> TASK PROMPT: Output the full material exactly as it appears here.

[Source data]
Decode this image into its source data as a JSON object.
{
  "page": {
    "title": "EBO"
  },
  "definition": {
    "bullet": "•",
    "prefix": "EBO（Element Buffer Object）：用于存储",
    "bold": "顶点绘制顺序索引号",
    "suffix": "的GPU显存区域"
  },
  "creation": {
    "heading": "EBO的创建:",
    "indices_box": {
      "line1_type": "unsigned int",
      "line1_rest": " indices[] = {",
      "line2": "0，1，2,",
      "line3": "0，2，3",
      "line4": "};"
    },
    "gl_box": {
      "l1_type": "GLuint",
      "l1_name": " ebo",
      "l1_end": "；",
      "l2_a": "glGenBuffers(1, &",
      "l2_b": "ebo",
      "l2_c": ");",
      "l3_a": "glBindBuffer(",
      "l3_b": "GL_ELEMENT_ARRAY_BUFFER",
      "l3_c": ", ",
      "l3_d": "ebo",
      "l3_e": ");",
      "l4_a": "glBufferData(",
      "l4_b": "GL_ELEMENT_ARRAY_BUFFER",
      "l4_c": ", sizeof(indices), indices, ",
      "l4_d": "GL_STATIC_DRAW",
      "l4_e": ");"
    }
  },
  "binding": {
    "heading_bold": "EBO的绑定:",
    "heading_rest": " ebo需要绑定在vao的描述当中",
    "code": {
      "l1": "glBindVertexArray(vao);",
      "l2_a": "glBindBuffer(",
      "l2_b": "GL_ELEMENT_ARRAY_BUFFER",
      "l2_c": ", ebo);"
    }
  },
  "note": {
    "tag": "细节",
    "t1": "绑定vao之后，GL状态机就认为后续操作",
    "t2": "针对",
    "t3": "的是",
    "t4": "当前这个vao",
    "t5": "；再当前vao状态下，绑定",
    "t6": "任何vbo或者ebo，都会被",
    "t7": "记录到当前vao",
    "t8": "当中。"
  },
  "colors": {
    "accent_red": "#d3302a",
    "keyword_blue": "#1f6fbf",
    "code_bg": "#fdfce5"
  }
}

> SOLUTION TO THE PROBLEM:
Decode this image into its source data as a JSON object.
{
  "page": {
    "title": "EBO"
  },
  "definition": {
    "bullet": "•",
    "prefix": "EBO（Element Buffer Object）：用于存储",
    "bold": "顶点绘制顺序索引号",
    "suffix": "的GPU显存区域"
  },
  "creation": {
    "heading": "EBO的创建:",
    "indices_box": {
      "line1_type": "unsigned int",
      "line1_rest": " indices[] = {",
      "line2": "0，1，2,",
      "line3": "0，2，3",
      "line4": "};"
    },
    "gl_box": {
      "l1_type": "GLuint",
      "l1_name": " ebo",
      "l1_end": "；",
      "l2_a": "glGenBuffers(1, &",
      "l2_b": "ebo",
      "l2_c": ");",
      "l3_a": "glBindBuffer(",
      "l3_b": "GL_ELEMENT_ARRAY_BUFFER",
      "l3_c": ", ",
      "l3_d": "ebo",
      "l3_e": ");",
      "l4_a": "glBufferData(",
      "l4_b": "GL_ELEMENT_ARRAY_BUFFER",
      "l4_c": ", sizeof(indices), indices, ",
      "l4_d": "GL_STATIC_DRAW",
      "l4_e": ");"
    }
  },
  "binding": {
    "heading_bold": "EBO的绑定:",
    "heading_rest": " ebo需要绑定在vao的描述当中",
    "code": {
      "l1": "glBindVertexArray(vao);",
      "l2_a": "glBindBuffer(",
      "l2_b": "GL_ELEMENT_ARRAY_BUFFER",
      "l2_c": ", ebo);"
    }
  },
  "note": {
    "tag": "细节",
    "t1": "绑定vao之后，GL状态机就认为后续操作",
    "t2": "针对",
    "t3": "的是",
    "t4": "当前这个vao",
    "t5": "；再当前vao状态下，绑定",
    "t6": "任何vbo或者ebo，都会被",
    "t7": "记录到当前vao",
    "t8": "当中。"
  },
  "colors": {
    "accent_red": "#d3302a",
    "keyword_blue": "#1f6fbf",
    "code_bg": "#fdfce5"
  }
}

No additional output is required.